[TASK TO CARRY OUT]
Extract the line that contains "What does this" and every line after it to the end of the records below, exactly as written and nothing else.

--- Begin TASK DATA ---

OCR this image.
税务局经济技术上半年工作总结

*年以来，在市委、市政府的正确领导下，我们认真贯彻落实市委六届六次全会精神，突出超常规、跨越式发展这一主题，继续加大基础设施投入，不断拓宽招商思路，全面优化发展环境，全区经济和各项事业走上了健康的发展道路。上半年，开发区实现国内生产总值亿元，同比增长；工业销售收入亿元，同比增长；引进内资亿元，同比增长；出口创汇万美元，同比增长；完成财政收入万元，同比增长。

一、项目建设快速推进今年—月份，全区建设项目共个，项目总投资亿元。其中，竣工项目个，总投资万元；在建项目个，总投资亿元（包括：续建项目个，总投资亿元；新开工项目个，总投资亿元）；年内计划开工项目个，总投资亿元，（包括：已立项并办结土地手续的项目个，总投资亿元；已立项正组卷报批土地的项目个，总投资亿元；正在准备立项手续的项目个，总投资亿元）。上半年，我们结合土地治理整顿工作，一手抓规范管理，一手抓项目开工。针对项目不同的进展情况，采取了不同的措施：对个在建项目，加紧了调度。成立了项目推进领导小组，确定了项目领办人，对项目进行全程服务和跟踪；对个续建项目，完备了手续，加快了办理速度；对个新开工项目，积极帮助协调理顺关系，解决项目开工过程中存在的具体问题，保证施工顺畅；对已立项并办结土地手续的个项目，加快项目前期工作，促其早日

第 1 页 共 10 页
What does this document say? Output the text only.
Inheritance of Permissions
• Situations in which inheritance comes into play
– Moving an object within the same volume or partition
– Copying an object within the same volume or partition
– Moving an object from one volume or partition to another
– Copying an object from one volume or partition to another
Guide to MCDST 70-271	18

--- End TASK DATA ---

[REPLY TO THE TASK]
What does this document say? Output the text only.
Inheritance of Permissions
• Situations in which inheritance comes into play
– Moving an object within the same volume or partition
– Copying an object within the same volume or partition
– Moving an object from one volume or partition to another
– Copying an object from one volume or partition to another
Guide to MCDST 70-271	18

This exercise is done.